- [Task objective] Show every line that has the string "Einladungs" in it.

- [Stored records]
## begin

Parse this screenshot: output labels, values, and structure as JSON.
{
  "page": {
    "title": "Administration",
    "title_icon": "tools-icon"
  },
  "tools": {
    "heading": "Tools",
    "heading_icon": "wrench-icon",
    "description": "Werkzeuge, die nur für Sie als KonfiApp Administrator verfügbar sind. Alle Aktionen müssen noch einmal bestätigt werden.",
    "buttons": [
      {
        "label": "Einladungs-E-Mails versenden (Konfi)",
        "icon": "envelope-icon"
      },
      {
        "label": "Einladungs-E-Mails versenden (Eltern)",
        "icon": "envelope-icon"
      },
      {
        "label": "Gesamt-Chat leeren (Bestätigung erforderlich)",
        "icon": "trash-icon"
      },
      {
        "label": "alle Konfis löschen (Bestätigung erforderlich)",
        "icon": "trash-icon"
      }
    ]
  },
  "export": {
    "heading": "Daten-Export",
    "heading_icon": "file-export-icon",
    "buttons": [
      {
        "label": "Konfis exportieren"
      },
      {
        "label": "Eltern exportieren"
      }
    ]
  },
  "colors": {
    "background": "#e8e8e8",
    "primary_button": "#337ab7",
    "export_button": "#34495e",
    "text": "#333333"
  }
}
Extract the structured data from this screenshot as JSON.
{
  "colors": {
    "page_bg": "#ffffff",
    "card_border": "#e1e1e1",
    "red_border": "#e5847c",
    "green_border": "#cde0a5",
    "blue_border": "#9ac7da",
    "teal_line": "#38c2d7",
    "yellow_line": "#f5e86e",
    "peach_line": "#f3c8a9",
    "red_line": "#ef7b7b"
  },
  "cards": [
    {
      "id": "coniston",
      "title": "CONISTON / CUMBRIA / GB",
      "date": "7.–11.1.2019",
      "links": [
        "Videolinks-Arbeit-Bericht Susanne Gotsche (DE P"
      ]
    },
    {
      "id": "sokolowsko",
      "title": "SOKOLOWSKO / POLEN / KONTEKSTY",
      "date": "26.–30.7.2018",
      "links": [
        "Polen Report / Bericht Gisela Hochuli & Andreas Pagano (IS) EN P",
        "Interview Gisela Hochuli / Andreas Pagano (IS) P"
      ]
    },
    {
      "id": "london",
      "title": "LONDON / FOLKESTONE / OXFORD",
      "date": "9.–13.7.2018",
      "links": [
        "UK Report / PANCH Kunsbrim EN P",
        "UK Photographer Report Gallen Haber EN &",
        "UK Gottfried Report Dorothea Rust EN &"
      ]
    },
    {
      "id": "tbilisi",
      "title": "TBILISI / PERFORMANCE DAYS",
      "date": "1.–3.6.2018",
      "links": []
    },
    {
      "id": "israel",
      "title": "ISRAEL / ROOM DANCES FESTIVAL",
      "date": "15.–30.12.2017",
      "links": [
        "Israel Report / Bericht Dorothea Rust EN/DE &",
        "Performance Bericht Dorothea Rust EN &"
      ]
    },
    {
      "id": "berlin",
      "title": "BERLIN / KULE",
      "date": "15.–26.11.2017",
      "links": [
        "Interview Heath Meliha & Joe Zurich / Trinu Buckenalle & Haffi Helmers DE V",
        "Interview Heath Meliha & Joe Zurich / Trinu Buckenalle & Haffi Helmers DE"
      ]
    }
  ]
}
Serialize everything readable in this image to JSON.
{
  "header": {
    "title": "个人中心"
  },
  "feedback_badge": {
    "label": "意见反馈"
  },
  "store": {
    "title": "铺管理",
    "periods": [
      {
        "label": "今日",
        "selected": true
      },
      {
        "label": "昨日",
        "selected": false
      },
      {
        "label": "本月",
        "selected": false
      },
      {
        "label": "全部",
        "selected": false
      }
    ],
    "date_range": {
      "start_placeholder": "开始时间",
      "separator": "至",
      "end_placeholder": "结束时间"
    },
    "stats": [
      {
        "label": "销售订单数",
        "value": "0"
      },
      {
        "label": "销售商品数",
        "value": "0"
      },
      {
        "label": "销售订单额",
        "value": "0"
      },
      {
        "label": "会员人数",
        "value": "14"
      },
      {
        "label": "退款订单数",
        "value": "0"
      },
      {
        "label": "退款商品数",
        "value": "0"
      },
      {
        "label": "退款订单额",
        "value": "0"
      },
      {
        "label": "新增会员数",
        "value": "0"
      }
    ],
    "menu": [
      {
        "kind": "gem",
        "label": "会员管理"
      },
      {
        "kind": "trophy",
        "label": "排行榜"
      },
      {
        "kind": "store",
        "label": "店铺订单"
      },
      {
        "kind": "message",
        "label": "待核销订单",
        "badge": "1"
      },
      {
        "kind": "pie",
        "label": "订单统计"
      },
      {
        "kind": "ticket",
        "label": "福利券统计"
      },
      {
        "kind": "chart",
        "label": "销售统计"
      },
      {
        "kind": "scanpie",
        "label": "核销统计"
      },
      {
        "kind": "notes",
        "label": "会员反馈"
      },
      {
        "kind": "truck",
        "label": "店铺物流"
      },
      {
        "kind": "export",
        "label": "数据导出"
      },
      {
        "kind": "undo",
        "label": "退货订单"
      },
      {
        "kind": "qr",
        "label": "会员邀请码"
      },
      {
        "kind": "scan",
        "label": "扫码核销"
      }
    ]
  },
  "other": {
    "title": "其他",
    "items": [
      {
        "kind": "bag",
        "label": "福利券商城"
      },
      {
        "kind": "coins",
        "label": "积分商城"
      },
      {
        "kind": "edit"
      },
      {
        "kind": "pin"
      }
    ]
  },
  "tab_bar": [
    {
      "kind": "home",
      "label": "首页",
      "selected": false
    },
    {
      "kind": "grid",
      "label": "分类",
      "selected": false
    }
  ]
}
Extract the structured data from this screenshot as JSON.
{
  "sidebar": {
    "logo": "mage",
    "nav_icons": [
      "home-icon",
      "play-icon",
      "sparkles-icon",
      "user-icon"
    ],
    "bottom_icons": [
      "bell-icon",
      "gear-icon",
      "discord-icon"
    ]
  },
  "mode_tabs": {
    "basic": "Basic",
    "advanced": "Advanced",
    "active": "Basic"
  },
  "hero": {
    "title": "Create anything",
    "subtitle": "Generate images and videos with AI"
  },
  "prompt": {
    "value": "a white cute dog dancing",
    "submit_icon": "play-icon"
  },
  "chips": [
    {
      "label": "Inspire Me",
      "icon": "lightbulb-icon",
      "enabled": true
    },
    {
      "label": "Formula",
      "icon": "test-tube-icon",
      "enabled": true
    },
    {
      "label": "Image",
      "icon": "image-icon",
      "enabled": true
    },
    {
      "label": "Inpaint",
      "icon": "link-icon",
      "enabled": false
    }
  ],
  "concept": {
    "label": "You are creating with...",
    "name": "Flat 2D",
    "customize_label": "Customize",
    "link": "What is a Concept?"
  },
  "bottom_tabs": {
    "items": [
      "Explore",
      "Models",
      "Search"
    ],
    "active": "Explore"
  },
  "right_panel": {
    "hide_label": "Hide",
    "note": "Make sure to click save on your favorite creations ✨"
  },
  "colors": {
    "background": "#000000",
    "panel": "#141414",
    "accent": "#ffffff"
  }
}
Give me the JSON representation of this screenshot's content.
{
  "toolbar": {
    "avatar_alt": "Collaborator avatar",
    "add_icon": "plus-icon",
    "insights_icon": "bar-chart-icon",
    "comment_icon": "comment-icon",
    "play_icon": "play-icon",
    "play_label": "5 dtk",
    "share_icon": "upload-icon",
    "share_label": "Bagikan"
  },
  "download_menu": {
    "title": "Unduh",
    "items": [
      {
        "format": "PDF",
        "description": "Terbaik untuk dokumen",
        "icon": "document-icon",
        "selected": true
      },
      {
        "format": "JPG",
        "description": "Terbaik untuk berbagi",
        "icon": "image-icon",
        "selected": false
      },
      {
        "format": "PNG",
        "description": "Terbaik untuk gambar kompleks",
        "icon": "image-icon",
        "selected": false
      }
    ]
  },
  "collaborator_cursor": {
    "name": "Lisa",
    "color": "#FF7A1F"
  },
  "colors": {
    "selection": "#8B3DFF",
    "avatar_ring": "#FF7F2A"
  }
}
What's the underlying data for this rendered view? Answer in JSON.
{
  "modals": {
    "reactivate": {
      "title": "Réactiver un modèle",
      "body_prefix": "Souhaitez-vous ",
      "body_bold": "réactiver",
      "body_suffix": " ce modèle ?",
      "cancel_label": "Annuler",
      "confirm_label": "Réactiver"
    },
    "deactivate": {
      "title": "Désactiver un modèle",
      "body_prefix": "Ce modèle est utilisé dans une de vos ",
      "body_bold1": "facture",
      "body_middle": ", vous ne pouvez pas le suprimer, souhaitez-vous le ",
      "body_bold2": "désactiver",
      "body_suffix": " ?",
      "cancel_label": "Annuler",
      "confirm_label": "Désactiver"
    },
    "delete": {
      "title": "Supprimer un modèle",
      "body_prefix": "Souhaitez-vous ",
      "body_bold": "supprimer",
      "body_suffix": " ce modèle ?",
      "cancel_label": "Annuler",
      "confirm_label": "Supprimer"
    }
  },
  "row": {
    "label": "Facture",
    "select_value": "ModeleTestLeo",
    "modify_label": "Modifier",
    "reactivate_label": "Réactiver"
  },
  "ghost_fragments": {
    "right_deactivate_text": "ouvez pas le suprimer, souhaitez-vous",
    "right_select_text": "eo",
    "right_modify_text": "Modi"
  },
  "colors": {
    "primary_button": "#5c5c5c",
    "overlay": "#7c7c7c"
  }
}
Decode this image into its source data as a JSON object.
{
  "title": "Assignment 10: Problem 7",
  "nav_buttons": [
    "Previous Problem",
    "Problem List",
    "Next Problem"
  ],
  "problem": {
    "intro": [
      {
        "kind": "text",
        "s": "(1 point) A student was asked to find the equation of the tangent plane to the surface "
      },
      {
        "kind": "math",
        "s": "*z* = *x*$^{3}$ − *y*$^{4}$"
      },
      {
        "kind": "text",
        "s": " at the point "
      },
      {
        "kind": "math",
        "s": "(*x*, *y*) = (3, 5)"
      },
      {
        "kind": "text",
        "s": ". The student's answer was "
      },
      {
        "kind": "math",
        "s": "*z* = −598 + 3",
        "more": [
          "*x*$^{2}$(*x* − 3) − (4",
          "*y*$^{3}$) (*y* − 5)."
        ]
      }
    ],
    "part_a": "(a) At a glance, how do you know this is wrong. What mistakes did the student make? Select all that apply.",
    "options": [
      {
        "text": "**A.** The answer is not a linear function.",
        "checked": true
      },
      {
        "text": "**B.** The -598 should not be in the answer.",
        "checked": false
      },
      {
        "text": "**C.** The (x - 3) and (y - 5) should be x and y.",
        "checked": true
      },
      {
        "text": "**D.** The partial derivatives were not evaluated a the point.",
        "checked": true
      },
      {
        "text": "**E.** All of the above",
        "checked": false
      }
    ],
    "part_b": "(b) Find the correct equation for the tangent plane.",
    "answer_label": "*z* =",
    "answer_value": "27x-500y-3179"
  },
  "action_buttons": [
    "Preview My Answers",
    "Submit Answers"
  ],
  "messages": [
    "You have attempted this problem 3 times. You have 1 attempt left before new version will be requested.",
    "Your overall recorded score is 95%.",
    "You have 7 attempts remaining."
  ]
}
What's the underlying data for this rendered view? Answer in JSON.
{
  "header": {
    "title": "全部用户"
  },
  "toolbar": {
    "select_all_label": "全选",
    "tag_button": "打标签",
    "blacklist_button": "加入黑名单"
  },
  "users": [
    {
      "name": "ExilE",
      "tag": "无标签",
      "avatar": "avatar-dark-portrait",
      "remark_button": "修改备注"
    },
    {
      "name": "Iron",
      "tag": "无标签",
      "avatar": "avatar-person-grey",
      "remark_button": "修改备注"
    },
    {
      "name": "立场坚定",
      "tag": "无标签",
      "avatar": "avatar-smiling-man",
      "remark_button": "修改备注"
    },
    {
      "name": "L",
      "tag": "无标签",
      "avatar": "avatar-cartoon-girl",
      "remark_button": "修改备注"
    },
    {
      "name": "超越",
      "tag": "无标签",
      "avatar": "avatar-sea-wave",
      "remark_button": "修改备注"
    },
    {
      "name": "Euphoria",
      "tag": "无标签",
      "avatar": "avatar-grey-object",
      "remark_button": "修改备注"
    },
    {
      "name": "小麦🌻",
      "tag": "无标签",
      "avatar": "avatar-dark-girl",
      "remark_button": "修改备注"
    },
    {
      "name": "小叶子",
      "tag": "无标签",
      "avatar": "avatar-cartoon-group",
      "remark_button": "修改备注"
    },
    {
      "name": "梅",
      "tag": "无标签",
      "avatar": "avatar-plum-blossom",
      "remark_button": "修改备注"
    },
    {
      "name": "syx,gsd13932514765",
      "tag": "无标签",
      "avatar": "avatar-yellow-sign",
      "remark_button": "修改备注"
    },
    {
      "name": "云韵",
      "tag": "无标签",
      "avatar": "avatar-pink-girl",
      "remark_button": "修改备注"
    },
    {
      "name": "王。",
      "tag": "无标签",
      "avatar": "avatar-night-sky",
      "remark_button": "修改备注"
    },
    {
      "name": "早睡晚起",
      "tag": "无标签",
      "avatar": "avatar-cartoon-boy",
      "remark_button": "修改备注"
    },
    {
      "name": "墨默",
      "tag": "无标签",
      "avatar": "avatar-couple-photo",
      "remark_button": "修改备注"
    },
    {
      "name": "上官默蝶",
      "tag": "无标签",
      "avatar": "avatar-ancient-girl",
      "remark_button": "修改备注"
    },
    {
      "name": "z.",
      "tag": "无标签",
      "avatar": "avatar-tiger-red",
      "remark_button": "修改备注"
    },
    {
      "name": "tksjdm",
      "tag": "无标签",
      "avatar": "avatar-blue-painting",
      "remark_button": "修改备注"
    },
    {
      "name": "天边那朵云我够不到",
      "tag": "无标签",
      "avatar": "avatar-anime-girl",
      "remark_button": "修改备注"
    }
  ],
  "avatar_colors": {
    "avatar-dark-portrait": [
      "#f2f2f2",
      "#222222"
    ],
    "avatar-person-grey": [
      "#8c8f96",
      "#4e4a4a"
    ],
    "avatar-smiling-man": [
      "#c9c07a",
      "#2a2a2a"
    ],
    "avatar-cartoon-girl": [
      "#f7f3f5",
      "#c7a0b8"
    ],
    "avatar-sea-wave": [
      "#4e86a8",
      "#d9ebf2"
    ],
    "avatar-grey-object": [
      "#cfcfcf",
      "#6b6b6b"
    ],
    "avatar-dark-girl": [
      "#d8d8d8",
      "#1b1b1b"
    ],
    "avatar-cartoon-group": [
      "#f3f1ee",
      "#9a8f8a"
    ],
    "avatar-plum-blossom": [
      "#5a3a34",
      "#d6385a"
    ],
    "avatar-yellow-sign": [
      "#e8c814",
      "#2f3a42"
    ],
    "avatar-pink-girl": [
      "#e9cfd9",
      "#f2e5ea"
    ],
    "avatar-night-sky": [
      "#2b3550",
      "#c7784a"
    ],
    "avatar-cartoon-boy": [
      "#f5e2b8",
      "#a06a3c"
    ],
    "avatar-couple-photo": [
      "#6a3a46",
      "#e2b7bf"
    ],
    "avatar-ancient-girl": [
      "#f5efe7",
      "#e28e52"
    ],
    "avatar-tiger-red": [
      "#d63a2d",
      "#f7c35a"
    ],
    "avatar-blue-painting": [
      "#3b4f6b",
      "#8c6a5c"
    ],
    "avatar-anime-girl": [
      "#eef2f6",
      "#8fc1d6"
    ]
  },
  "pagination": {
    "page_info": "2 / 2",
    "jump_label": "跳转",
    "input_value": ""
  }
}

## end

- [Result]
        "label": "Einladungs-E-Mails versenden (Konfi)",
        "label": "Einladungs-E-Mails versenden (Eltern)",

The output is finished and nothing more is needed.